Transcribe the listing verbatim. Do not carry over any pictures.

Saved entries
§

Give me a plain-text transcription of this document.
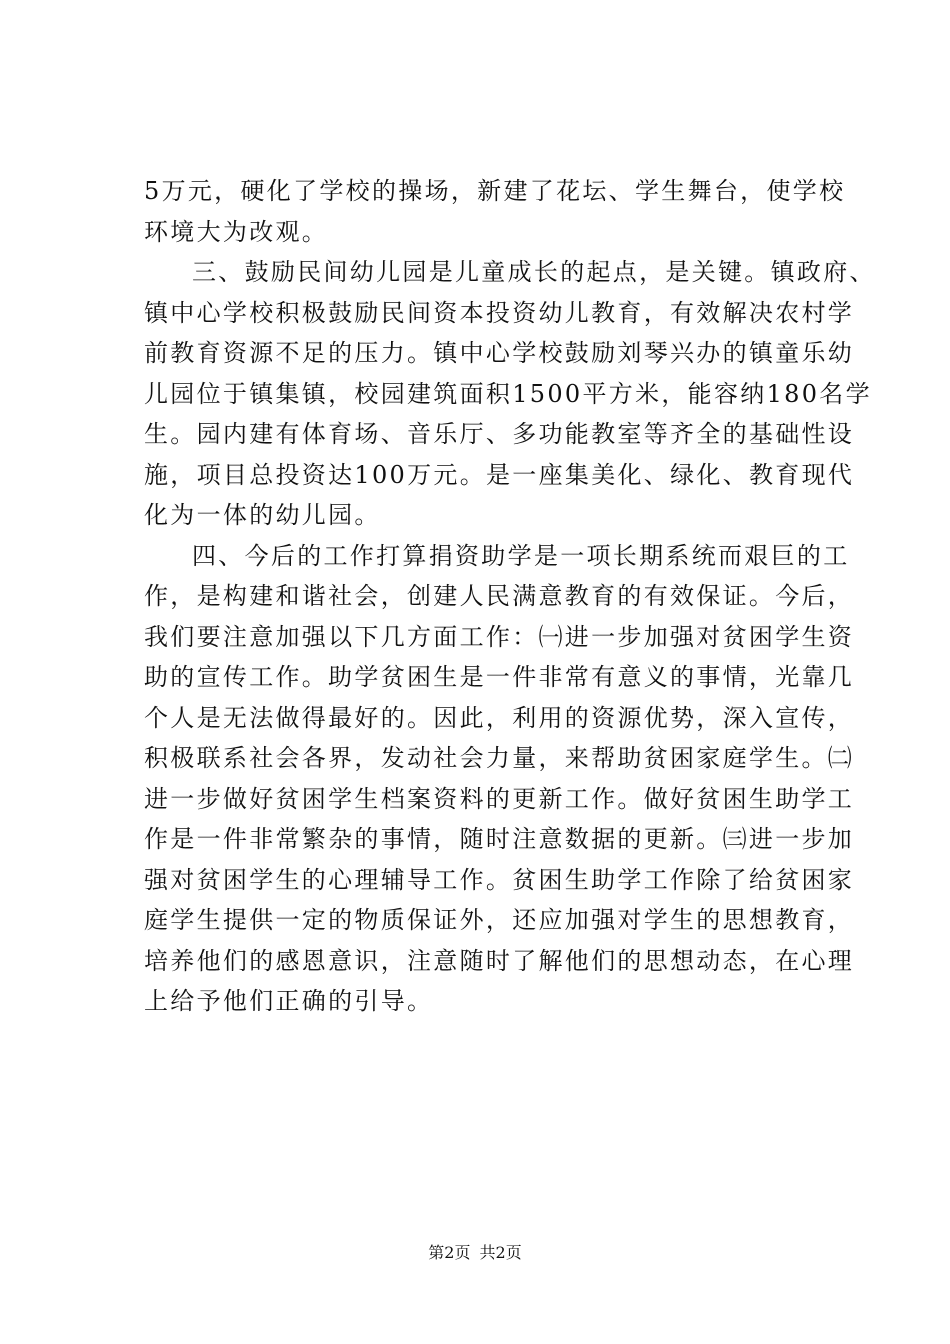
5万元，硬化了学校的操场，新建了花坛、学生舞台，使学校
环境大为改观。
三、鼓励民间幼儿园是儿童成长的起点，是关键。镇政府、
镇中心学校积极鼓励民间资本投资幼儿教育，有效解决农村学
前教育资源不足的压力。镇中心学校鼓励刘琴兴办的镇童乐幼
儿园位于镇集镇，校园建筑面积1500平方米，能容纳180名学
生。园内建有体育场、音乐厅、多功能教室等齐全的基础性设
施，项目总投资达100万元。是一座集美化、绿化、教育现代
化为一体的幼儿园。
四、今后的工作打算捐资助学是一项长期系统而艰巨的工
作，是构建和谐社会，创建人民满意教育的有效保证。今后，
我们要注意加强以下几方面工作：㈠进一步加强对贫困学生资
助的宣传工作。助学贫困生是一件非常有意义的事情，光靠几
个人是无法做得最好的。因此，利用的资源优势，深入宣传，
积极联系社会各界，发动社会力量，来帮助贫困家庭学生。㈡
进一步做好贫困学生档案资料的更新工作。做好贫困生助学工
作是一件非常繁杂的事情，随时注意数据的更新。㈢进一步加
强对贫困学生的心理辅导工作。贫困生助学工作除了给贫困家
庭学生提供一定的物质保证外，还应加强对学生的思想教育，
培养他们的感恩意识，注意随时了解他们的思想动态，在心理
上给予他们正确的引导。
第2页 共2页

§

◆ **Reply to the task**
Give me a plain-text transcription of this document.
5万元，硬化了学校的操场，新建了花坛、学生舞台，使学校
环境大为改观。
三、鼓励民间幼儿园是儿童成长的起点，是关键。镇政府、
镇中心学校积极鼓励民间资本投资幼儿教育，有效解决农村学
前教育资源不足的压力。镇中心学校鼓励刘琴兴办的镇童乐幼
儿园位于镇集镇，校园建筑面积1500平方米，能容纳180名学
生。园内建有体育场、音乐厅、多功能教室等齐全的基础性设
施，项目总投资达100万元。是一座集美化、绿化、教育现代
化为一体的幼儿园。
四、今后的工作打算捐资助学是一项长期系统而艰巨的工
作，是构建和谐社会，创建人民满意教育的有效保证。今后，
我们要注意加强以下几方面工作：㈠进一步加强对贫困学生资
助的宣传工作。助学贫困生是一件非常有意义的事情，光靠几
个人是无法做得最好的。因此，利用的资源优势，深入宣传，
积极联系社会各界，发动社会力量，来帮助贫困家庭学生。㈡
进一步做好贫困学生档案资料的更新工作。做好贫困生助学工
作是一件非常繁杂的事情，随时注意数据的更新。㈢进一步加
强对贫困学生的心理辅导工作。贫困生助学工作除了给贫困家
庭学生提供一定的物质保证外，还应加强对学生的思想教育，
培养他们的感恩意识，注意随时了解他们的思想动态，在心理
上给予他们正确的引导。
第2页 共2页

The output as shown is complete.